What to produce: Please output the records below in full, exactly as given, but without the images.

Dataset records on visual material:
┌──

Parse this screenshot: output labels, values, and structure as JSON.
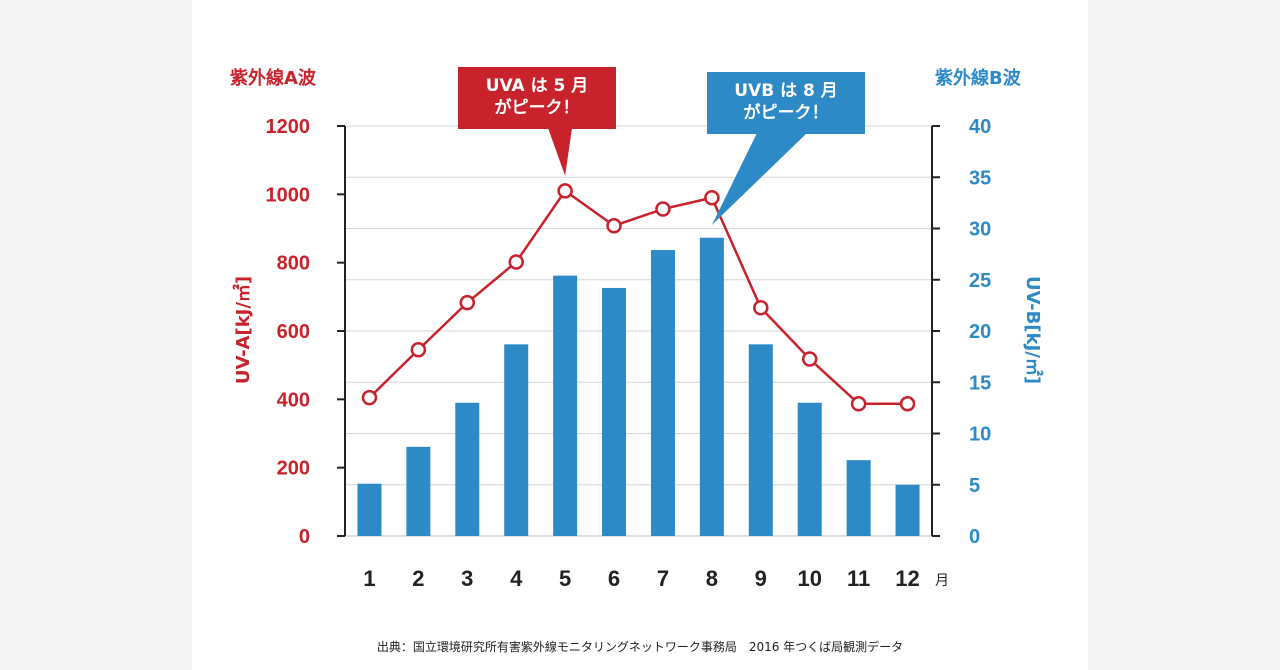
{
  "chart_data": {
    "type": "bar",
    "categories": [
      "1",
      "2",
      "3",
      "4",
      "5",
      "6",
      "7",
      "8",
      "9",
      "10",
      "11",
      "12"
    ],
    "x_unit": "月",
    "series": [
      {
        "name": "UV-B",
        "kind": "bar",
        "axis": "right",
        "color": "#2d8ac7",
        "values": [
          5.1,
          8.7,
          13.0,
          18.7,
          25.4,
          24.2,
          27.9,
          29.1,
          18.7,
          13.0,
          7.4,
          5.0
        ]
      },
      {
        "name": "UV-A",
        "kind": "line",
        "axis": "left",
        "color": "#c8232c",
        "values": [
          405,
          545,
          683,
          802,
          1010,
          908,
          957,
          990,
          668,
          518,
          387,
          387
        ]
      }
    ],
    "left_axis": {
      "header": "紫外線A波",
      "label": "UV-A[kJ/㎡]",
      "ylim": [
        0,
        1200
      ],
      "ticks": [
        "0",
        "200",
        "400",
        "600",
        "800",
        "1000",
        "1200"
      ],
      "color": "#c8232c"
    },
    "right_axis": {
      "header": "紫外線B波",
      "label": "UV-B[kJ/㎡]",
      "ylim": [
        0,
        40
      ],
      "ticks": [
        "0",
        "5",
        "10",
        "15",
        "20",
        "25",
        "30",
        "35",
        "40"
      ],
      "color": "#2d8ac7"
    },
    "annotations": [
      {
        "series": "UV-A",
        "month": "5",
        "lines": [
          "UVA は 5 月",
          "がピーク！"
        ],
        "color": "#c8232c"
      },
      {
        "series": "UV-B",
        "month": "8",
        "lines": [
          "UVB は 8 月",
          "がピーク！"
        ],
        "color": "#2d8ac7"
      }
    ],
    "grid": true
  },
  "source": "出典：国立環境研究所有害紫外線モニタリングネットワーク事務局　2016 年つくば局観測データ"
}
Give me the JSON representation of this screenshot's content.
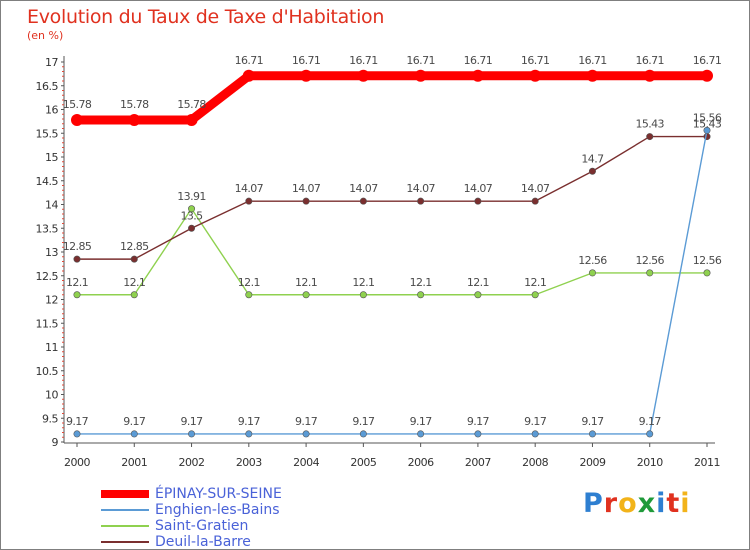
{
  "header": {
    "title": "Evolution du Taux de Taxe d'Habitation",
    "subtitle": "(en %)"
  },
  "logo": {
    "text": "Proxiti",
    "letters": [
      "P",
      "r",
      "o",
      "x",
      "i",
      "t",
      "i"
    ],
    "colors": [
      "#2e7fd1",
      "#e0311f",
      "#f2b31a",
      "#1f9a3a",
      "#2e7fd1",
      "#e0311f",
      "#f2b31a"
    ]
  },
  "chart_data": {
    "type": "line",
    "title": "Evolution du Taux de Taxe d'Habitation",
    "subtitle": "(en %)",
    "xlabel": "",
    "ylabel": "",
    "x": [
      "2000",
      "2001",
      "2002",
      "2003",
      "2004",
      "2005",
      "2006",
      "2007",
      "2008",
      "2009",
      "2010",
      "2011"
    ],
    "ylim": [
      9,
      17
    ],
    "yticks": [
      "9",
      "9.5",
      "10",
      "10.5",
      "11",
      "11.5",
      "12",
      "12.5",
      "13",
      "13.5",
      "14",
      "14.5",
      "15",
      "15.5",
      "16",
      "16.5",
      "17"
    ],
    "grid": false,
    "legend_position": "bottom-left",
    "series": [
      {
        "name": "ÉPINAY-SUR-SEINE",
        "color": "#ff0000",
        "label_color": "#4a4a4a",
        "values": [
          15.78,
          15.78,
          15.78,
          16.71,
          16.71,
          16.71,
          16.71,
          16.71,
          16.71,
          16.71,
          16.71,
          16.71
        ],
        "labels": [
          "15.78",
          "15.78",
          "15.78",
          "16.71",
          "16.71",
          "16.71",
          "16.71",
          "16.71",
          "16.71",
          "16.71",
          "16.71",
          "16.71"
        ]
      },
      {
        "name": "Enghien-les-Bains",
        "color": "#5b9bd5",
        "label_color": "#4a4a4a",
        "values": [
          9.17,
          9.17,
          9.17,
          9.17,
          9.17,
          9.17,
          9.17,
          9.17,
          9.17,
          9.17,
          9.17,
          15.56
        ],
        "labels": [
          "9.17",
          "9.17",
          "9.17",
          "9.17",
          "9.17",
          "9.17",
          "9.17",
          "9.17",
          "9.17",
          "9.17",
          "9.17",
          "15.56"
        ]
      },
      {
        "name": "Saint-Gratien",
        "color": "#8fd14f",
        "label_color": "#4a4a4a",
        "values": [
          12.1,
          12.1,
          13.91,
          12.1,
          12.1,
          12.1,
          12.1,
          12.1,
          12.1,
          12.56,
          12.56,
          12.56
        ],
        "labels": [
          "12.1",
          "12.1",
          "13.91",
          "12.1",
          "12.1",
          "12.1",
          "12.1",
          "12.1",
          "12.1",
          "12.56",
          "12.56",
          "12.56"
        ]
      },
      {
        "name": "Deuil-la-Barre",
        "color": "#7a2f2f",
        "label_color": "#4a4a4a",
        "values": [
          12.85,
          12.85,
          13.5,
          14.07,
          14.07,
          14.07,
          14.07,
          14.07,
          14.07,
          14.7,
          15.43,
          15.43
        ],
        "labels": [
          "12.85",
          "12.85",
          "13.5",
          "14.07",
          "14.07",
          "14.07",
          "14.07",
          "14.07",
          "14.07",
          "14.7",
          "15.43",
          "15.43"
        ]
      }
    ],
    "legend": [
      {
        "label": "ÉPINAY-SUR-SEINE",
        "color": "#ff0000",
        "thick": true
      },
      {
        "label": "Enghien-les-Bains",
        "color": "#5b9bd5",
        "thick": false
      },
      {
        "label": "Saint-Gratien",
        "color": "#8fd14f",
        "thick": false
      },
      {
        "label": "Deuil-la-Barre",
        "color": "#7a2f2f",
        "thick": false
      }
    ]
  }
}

└──

Solution to this problem:
Parse this screenshot: output labels, values, and structure as JSON.
{
  "chart_data": {
    "type": "bar",
    "categories": [
      "1",
      "2",
      "3",
      "4",
      "5",
      "6",
      "7",
      "8",
      "9",
      "10",
      "11",
      "12"
    ],
    "x_unit": "月",
    "series": [
      {
        "name": "UV-B",
        "kind": "bar",
        "axis": "right",
        "color": "#2d8ac7",
        "values": [
          5.1,
          8.7,
          13.0,
          18.7,
          25.4,
          24.2,
          27.9,
          29.1,
          18.7,
          13.0,
          7.4,
          5.0
        ]
      },
      {
        "name": "UV-A",
        "kind": "line",
        "axis": "left",
        "color": "#c8232c",
        "values": [
          405,
          545,
          683,
          802,
          1010,
          908,
          957,
          990,
          668,
          518,
          387,
          387
        ]
      }
    ],
    "left_axis": {
      "header": "紫外線A波",
      "label": "UV-A[kJ/㎡]",
      "ylim": [
        0,
        1200
      ],
      "ticks": [
        "0",
        "200",
        "400",
        "600",
        "800",
        "1000",
        "1200"
      ],
      "color": "#c8232c"
    },
    "right_axis": {
      "header": "紫外線B波",
      "label": "UV-B[kJ/㎡]",
      "ylim": [
        0,
        40
      ],
      "ticks": [
        "0",
        "5",
        "10",
        "15",
        "20",
        "25",
        "30",
        "35",
        "40"
      ],
      "color": "#2d8ac7"
    },
    "annotations": [
      {
        "series": "UV-A",
        "month": "5",
        "lines": [
          "UVA は 5 月",
          "がピーク！"
        ],
        "color": "#c8232c"
      },
      {
        "series": "UV-B",
        "month": "8",
        "lines": [
          "UVB は 8 月",
          "がピーク！"
        ],
        "color": "#2d8ac7"
      }
    ],
    "grid": true
  },
  "source": "出典：国立環境研究所有害紫外線モニタリングネットワーク事務局　2016 年つくば局観測データ"
}
Give me the JSON representation of this screenshot's content.
{
  "header": {
    "title": "Evolution du Taux de Taxe d'Habitation",
    "subtitle": "(en %)"
  },
  "logo": {
    "text": "Proxiti",
    "letters": [
      "P",
      "r",
      "o",
      "x",
      "i",
      "t",
      "i"
    ],
    "colors": [
      "#2e7fd1",
      "#e0311f",
      "#f2b31a",
      "#1f9a3a",
      "#2e7fd1",
      "#e0311f",
      "#f2b31a"
    ]
  },
  "chart_data": {
    "type": "line",
    "title": "Evolution du Taux de Taxe d'Habitation",
    "subtitle": "(en %)",
    "xlabel": "",
    "ylabel": "",
    "x": [
      "2000",
      "2001",
      "2002",
      "2003",
      "2004",
      "2005",
      "2006",
      "2007",
      "2008",
      "2009",
      "2010",
      "2011"
    ],
    "ylim": [
      9,
      17
    ],
    "yticks": [
      "9",
      "9.5",
      "10",
      "10.5",
      "11",
      "11.5",
      "12",
      "12.5",
      "13",
      "13.5",
      "14",
      "14.5",
      "15",
      "15.5",
      "16",
      "16.5",
      "17"
    ],
    "grid": false,
    "legend_position": "bottom-left",
    "series": [
      {
        "name": "ÉPINAY-SUR-SEINE",
        "color": "#ff0000",
        "label_color": "#4a4a4a",
        "values": [
          15.78,
          15.78,
          15.78,
          16.71,
          16.71,
          16.71,
          16.71,
          16.71,
          16.71,
          16.71,
          16.71,
          16.71
        ],
        "labels": [
          "15.78",
          "15.78",
          "15.78",
          "16.71",
          "16.71",
          "16.71",
          "16.71",
          "16.71",
          "16.71",
          "16.71",
          "16.71",
          "16.71"
        ]
      },
      {
        "name": "Enghien-les-Bains",
        "color": "#5b9bd5",
        "label_color": "#4a4a4a",
        "values": [
          9.17,
          9.17,
          9.17,
          9.17,
          9.17,
          9.17,
          9.17,
          9.17,
          9.17,
          9.17,
          9.17,
          15.56
        ],
        "labels": [
          "9.17",
          "9.17",
          "9.17",
          "9.17",
          "9.17",
          "9.17",
          "9.17",
          "9.17",
          "9.17",
          "9.17",
          "9.17",
          "15.56"
        ]
      },
      {
        "name": "Saint-Gratien",
        "color": "#8fd14f",
        "label_color": "#4a4a4a",
        "values": [
          12.1,
          12.1,
          13.91,
          12.1,
          12.1,
          12.1,
          12.1,
          12.1,
          12.1,
          12.56,
          12.56,
          12.56
        ],
        "labels": [
          "12.1",
          "12.1",
          "13.91",
          "12.1",
          "12.1",
          "12.1",
          "12.1",
          "12.1",
          "12.1",
          "12.56",
          "12.56",
          "12.56"
        ]
      },
      {
        "name": "Deuil-la-Barre",
        "color": "#7a2f2f",
        "label_color": "#4a4a4a",
        "values": [
          12.85,
          12.85,
          13.5,
          14.07,
          14.07,
          14.07,
          14.07,
          14.07,
          14.07,
          14.7,
          15.43,
          15.43
        ],
        "labels": [
          "12.85",
          "12.85",
          "13.5",
          "14.07",
          "14.07",
          "14.07",
          "14.07",
          "14.07",
          "14.07",
          "14.7",
          "15.43",
          "15.43"
        ]
      }
    ],
    "legend": [
      {
        "label": "ÉPINAY-SUR-SEINE",
        "color": "#ff0000",
        "thick": true
      },
      {
        "label": "Enghien-les-Bains",
        "color": "#5b9bd5",
        "thick": false
      },
      {
        "label": "Saint-Gratien",
        "color": "#8fd14f",
        "thick": false
      },
      {
        "label": "Deuil-la-Barre",
        "color": "#7a2f2f",
        "thick": false
      }
    ]
  }
}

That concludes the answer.